Data for processing ::
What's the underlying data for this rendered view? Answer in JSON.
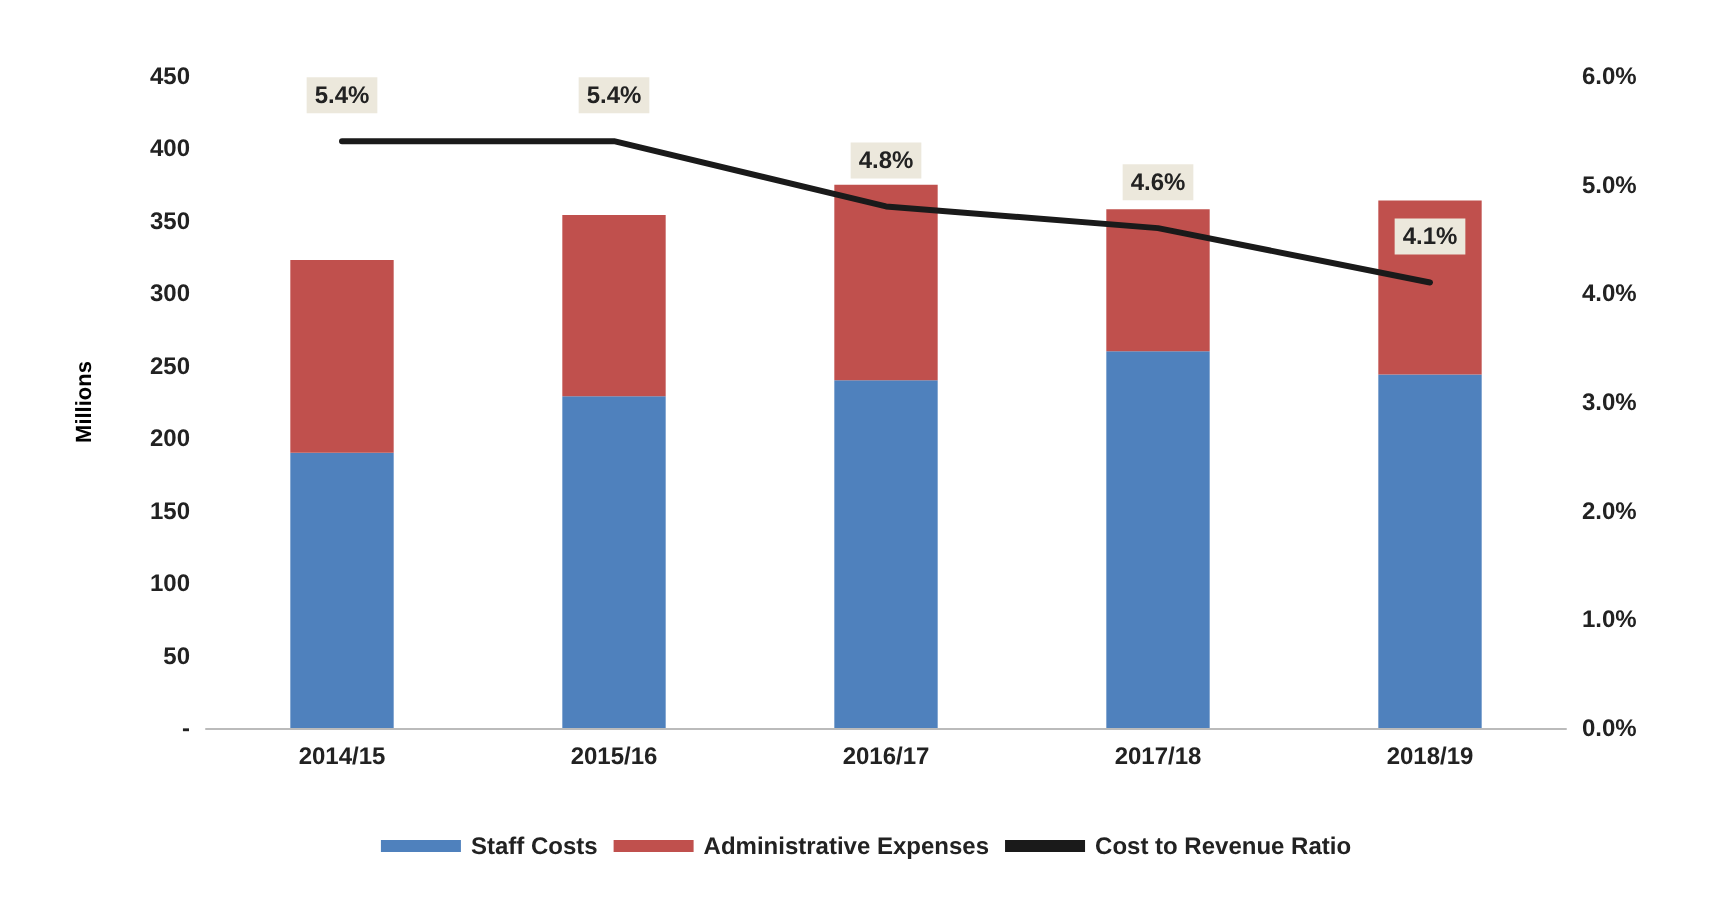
{
  "chart_data": {
    "type": "bar",
    "stacked": true,
    "ylabel": "Millions",
    "categories": [
      "2014/15",
      "2015/16",
      "2016/17",
      "2017/18",
      "2018/19"
    ],
    "series": [
      {
        "name": "Staff Costs",
        "color": "#4f81bd",
        "values": [
          190,
          229,
          240,
          260,
          244
        ]
      },
      {
        "name": "Administrative Expenses",
        "color": "#c0504d",
        "values": [
          133,
          125,
          135,
          98,
          120
        ]
      },
      {
        "name": "Cost to Revenue Ratio",
        "type": "line",
        "axis": "y2",
        "color": "#1a1a1a",
        "values": [
          5.4,
          5.4,
          4.8,
          4.6,
          4.1
        ],
        "value_labels": [
          "5.4%",
          "5.4%",
          "4.8%",
          "4.6%",
          "4.1%"
        ]
      }
    ],
    "ylim": [
      0,
      450
    ],
    "yticks": [
      {
        "value": 0,
        "label": "-"
      },
      50,
      100,
      150,
      200,
      250,
      300,
      350,
      400,
      450
    ],
    "y2lim": [
      0,
      6
    ],
    "y2ticks": [
      {
        "value": 0,
        "label": "0.0%"
      },
      {
        "value": 1,
        "label": "1.0%"
      },
      {
        "value": 2,
        "label": "2.0%"
      },
      {
        "value": 3,
        "label": "3.0%"
      },
      {
        "value": 4,
        "label": "4.0%"
      },
      {
        "value": 5,
        "label": "5.0%"
      },
      {
        "value": 6,
        "label": "6.0%"
      }
    ],
    "grid": false,
    "legend": "bottom",
    "marker": "none",
    "line_style": "solid"
  }
}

The problem :: In the material above, find each line that contains the word "color", and select it.

Solution ::
        "color": "#4f81bd",
        "color": "#c0504d",
        "color": "#1a1a1a",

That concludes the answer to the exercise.